→ **TASK BRIEF**: Skip the images and return the records below exactly.
======== MATERIAL SHOWN ========
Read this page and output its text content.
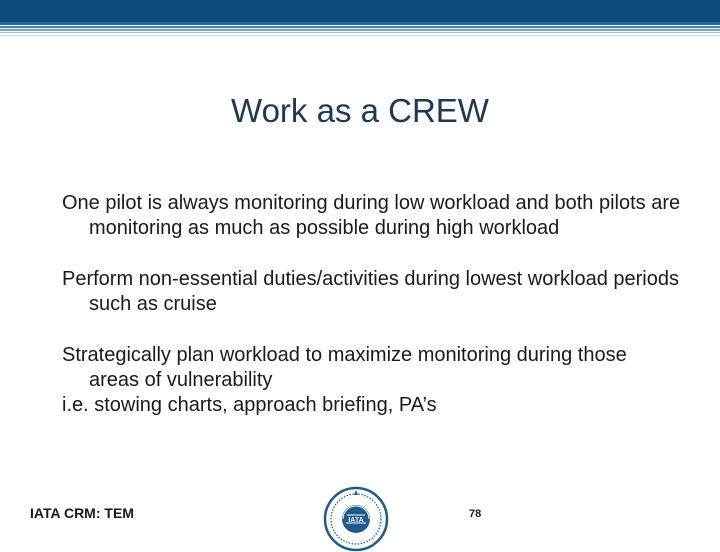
Work as a CREW

One pilot is always monitoring during low workload and both pilots are monitoring as much as possible during high workload

Perform non-essential duties/activities during lowest workload periods such as cruise

Strategically plan workload to maximize monitoring during those areas of vulnerability

i.e. stowing charts, approach briefing, PA’s

IATA CRM: TEM	IATA
78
========
→ **RESPONSE TO THIS EXERCISE**:
Read this page and output its text content.
Work as a CREW

One pilot is always monitoring during low workload and both pilots are monitoring as much as possible during high workload

Perform non-essential duties/activities during lowest workload periods such as cruise

Strategically plan workload to maximize monitoring during those areas of vulnerability

i.e. stowing charts, approach briefing, PA’s

IATA CRM: TEM	IATA
78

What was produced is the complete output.